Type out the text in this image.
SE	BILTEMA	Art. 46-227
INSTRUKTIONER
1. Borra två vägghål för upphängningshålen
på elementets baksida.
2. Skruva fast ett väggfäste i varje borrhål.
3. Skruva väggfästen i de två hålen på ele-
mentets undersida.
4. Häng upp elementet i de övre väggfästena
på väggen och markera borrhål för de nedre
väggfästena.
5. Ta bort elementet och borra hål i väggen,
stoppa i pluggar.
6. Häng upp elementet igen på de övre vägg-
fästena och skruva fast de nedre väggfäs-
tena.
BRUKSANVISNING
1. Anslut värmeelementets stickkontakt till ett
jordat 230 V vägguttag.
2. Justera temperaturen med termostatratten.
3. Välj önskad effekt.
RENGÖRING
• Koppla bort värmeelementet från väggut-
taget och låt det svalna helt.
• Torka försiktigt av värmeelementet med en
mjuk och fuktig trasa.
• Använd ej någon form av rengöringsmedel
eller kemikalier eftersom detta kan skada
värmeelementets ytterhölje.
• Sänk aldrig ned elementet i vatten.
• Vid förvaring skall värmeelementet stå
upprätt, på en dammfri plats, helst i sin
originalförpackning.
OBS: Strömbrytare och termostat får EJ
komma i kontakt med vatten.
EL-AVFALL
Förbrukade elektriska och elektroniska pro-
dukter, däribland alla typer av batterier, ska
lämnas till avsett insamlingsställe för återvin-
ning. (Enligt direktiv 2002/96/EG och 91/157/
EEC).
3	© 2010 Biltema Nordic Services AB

→ Given instruction
Extract each entry in full, exactly as given.

→ Result of the task
Type out the text in this image.
SE	BILTEMA	Art. 46-227
INSTRUKTIONER
1. Borra två vägghål för upphängningshålen
på elementets baksida.
2. Skruva fast ett väggfäste i varje borrhål.
3. Skruva väggfästen i de två hålen på ele-
mentets undersida.
4. Häng upp elementet i de övre väggfästena
på väggen och markera borrhål för de nedre
väggfästena.
5. Ta bort elementet och borra hål i väggen,
stoppa i pluggar.
6. Häng upp elementet igen på de övre vägg-
fästena och skruva fast de nedre väggfäs-
tena.
BRUKSANVISNING
1. Anslut värmeelementets stickkontakt till ett
jordat 230 V vägguttag.
2. Justera temperaturen med termostatratten.
3. Välj önskad effekt.
RENGÖRING
• Koppla bort värmeelementet från väggut-
taget och låt det svalna helt.
• Torka försiktigt av värmeelementet med en
mjuk och fuktig trasa.
• Använd ej någon form av rengöringsmedel
eller kemikalier eftersom detta kan skada
värmeelementets ytterhölje.
• Sänk aldrig ned elementet i vatten.
• Vid förvaring skall värmeelementet stå
upprätt, på en dammfri plats, helst i sin
originalförpackning.
OBS: Strömbrytare och termostat får EJ
komma i kontakt med vatten.
EL-AVFALL
Förbrukade elektriska och elektroniska pro-
dukter, däribland alla typer av batterier, ska
lämnas till avsett insamlingsställe för återvin-
ning. (Enligt direktiv 2002/96/EG och 91/157/
EEC).
3	© 2010 Biltema Nordic Services AB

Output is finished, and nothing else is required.